• EXERCISE REQUIREMENTS:
Count how many lines have the word "this" in them. Reply with that number by itself.

[Dataset listings of figures]
[start]

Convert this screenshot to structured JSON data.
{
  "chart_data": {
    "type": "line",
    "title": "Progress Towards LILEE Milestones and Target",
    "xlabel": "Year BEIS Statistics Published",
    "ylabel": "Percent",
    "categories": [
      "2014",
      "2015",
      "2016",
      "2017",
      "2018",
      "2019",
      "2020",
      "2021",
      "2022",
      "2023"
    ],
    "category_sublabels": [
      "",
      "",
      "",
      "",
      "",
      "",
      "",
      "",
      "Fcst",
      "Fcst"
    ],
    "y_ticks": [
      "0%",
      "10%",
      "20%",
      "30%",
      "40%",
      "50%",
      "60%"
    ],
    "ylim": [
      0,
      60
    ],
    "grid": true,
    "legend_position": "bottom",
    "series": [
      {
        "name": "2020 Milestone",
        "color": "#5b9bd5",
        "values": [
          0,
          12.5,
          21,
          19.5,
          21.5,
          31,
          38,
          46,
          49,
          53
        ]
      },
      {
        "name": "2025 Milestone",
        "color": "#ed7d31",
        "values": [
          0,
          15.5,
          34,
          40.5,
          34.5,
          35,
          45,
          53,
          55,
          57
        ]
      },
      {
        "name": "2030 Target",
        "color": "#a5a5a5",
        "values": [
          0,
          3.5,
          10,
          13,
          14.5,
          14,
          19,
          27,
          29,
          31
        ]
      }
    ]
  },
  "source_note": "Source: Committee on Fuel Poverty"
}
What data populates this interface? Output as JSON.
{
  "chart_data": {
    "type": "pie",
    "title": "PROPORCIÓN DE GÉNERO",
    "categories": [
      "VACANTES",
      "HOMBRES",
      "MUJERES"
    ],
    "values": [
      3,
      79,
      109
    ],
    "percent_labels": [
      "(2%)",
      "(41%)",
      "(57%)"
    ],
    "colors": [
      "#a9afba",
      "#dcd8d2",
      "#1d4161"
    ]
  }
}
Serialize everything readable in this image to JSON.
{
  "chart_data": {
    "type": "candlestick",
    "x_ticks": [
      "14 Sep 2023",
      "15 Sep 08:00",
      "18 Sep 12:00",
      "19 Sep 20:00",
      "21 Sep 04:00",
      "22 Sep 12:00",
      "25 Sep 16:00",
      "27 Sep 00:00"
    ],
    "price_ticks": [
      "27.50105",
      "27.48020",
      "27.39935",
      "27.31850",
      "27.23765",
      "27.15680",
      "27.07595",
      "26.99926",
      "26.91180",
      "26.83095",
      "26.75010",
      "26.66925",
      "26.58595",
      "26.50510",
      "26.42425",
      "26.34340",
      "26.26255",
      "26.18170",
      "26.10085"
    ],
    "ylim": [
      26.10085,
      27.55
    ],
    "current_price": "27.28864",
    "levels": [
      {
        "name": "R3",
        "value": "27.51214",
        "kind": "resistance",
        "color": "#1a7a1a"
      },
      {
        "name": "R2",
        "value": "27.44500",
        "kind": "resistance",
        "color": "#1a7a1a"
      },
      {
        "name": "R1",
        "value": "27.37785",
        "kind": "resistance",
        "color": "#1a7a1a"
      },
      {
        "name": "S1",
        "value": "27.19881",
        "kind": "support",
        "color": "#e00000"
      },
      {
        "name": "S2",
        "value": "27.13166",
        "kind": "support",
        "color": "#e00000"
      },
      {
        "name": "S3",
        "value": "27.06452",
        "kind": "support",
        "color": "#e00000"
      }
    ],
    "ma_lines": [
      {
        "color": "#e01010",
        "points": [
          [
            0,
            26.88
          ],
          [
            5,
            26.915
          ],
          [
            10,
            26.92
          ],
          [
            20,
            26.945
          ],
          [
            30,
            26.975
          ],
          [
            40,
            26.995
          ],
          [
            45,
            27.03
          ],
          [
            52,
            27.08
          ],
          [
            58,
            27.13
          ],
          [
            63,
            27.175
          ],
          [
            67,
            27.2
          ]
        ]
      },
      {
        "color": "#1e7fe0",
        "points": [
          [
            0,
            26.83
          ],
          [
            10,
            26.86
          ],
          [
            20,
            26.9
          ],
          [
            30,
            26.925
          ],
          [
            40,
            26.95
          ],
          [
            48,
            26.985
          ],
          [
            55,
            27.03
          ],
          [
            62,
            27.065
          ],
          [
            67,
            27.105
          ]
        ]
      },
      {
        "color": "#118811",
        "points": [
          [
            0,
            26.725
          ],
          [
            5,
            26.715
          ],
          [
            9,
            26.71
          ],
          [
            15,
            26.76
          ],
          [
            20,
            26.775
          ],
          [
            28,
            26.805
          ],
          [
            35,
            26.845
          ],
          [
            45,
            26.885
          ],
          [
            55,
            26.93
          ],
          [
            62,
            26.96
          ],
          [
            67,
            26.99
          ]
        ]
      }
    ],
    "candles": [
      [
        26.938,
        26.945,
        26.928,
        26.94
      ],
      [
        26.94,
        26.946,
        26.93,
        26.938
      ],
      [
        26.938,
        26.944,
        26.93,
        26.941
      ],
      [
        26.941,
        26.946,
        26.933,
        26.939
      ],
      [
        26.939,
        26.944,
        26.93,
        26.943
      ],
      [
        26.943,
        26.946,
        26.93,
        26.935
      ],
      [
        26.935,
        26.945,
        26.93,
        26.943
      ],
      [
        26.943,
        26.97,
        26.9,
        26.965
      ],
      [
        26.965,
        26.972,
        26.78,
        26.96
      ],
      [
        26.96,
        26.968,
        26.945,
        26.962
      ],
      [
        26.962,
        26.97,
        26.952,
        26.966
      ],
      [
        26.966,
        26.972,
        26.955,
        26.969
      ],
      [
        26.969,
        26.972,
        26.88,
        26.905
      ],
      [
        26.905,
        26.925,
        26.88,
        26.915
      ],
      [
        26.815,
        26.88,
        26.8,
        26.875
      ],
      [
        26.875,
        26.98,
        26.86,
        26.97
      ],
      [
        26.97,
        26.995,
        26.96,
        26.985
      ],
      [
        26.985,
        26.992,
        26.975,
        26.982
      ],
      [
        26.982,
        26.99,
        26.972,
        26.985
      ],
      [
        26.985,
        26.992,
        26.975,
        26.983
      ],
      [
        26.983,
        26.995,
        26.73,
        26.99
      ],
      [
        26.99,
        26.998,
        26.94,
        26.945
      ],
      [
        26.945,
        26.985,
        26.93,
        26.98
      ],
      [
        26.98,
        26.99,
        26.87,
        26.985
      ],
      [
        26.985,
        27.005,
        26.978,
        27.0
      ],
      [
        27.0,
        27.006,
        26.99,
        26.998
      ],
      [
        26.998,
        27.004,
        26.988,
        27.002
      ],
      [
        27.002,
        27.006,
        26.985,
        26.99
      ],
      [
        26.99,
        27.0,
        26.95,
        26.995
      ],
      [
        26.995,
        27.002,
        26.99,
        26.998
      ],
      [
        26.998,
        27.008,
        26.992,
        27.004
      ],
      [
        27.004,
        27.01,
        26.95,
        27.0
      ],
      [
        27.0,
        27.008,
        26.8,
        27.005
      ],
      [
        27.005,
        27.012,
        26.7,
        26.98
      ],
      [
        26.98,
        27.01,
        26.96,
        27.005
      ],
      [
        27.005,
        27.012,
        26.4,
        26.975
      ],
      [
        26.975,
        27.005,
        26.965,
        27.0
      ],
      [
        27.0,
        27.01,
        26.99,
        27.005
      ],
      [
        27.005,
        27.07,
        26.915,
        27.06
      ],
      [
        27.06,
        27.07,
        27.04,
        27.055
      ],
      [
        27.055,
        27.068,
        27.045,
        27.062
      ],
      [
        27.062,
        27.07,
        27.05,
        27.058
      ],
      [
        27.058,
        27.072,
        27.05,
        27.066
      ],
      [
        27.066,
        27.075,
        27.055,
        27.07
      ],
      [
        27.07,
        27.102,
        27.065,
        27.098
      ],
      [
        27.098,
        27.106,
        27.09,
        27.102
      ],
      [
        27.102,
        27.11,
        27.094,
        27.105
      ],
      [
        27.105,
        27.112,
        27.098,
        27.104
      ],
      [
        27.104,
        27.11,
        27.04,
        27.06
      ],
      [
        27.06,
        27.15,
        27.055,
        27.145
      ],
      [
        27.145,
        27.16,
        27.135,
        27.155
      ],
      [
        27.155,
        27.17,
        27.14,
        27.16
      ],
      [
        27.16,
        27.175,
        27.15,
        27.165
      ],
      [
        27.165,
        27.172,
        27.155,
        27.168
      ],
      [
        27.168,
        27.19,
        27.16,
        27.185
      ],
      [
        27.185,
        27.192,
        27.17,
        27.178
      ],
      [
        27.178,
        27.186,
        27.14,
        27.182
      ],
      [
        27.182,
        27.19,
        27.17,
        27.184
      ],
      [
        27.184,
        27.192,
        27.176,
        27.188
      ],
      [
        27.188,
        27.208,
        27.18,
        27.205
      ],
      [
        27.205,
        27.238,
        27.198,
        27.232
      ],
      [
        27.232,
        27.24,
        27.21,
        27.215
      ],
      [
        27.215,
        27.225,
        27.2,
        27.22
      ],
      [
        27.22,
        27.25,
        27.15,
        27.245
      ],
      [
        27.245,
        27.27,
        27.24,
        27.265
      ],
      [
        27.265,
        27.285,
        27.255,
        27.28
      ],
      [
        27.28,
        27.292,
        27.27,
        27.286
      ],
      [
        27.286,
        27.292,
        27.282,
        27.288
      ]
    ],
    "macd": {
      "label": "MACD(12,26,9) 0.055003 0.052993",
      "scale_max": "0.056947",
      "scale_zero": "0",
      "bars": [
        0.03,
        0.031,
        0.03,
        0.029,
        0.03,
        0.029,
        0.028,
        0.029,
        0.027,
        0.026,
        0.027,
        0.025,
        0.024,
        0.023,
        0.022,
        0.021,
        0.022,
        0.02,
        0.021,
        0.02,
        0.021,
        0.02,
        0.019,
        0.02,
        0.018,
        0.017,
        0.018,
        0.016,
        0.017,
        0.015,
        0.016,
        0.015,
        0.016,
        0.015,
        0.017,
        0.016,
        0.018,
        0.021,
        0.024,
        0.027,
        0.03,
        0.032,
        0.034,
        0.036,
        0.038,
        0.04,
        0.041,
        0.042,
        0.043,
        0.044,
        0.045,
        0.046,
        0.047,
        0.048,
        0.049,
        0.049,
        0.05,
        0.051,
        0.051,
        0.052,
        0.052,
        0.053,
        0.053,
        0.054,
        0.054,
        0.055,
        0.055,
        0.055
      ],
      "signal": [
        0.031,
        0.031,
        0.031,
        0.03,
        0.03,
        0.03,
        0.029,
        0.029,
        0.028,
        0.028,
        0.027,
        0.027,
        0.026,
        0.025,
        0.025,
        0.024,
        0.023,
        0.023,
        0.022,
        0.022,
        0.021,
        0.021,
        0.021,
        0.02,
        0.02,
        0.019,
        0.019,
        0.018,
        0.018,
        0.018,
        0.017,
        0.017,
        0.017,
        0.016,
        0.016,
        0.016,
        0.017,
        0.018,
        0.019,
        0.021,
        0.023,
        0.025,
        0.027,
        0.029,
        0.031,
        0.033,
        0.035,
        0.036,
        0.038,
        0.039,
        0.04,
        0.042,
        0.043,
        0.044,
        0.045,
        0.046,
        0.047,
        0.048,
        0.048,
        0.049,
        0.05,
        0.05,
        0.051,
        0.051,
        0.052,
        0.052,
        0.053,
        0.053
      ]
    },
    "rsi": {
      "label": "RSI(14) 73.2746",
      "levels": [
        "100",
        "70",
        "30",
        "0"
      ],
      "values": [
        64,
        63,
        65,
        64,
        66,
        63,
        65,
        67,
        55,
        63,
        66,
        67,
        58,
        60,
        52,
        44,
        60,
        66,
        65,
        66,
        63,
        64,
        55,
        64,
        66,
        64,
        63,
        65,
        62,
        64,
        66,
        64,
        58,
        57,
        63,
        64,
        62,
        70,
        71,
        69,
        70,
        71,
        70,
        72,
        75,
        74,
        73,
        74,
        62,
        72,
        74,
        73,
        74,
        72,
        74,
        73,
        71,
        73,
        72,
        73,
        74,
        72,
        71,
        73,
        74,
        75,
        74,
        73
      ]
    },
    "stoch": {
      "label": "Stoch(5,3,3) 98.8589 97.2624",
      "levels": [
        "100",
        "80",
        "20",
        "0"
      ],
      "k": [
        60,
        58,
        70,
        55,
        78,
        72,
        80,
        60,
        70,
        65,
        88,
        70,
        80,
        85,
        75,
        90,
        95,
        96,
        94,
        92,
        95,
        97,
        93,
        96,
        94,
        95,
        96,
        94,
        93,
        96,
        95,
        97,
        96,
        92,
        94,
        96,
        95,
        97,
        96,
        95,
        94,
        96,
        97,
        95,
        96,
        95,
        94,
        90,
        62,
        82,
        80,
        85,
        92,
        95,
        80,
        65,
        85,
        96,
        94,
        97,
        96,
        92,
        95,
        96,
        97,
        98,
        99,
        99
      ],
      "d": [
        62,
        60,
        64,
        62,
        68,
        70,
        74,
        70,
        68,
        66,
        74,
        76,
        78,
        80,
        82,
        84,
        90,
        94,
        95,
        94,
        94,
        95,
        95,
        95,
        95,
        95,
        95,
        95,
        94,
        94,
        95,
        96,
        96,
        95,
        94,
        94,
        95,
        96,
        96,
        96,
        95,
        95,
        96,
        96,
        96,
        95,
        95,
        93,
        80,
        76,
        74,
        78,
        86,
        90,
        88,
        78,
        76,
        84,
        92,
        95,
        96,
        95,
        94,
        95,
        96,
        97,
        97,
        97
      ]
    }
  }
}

[end]

• RESPONSE:
3